Output only the count of lines that contain "JSON".

**Records provided:**
- - - - -

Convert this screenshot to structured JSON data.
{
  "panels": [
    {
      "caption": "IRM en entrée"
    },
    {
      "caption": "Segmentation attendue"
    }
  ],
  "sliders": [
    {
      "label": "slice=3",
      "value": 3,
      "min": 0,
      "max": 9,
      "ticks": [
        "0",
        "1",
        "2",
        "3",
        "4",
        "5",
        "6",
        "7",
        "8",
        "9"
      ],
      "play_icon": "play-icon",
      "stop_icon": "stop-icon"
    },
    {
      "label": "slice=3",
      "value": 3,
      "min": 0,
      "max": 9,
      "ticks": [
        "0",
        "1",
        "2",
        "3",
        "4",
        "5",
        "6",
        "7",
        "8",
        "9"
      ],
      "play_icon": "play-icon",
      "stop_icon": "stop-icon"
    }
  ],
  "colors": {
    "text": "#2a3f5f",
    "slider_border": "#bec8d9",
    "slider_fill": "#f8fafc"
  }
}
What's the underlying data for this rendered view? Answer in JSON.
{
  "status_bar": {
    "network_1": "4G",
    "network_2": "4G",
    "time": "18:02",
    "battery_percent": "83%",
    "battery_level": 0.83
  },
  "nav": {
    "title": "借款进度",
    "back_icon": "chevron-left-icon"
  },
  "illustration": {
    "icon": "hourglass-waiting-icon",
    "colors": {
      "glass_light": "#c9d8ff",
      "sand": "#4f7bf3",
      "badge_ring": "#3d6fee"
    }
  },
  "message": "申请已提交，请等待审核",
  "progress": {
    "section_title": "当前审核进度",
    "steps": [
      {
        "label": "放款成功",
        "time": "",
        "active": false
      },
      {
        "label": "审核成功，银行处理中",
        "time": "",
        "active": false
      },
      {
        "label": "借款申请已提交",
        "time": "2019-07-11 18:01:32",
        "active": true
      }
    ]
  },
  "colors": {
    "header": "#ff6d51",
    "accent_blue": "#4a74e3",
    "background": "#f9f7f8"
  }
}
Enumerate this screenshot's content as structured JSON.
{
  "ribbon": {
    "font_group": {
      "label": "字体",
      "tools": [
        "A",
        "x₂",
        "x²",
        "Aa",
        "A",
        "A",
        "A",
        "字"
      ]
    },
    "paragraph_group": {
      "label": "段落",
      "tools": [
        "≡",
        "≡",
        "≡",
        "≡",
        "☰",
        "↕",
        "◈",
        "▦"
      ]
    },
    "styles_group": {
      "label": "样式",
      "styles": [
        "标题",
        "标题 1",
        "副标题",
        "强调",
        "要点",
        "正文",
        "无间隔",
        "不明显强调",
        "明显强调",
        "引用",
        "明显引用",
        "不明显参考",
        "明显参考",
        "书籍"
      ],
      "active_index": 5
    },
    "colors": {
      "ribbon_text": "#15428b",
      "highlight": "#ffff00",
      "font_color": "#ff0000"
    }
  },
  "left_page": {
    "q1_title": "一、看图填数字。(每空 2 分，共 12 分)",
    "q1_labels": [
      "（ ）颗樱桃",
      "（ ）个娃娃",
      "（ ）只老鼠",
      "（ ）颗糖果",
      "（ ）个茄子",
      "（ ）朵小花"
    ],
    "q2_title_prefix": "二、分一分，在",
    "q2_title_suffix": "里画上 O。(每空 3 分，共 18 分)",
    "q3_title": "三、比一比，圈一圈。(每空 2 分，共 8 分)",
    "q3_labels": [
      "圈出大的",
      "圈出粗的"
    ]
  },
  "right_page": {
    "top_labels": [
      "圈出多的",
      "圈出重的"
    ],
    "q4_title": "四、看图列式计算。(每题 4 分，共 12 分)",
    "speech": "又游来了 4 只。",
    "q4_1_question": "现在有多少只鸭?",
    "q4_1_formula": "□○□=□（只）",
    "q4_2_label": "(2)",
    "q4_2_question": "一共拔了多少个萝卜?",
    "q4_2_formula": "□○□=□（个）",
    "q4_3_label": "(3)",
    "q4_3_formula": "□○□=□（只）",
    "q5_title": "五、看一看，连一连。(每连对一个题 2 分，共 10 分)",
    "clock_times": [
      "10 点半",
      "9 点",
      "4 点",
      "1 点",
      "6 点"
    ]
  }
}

- - - - -

**Reply to the exercise:**
3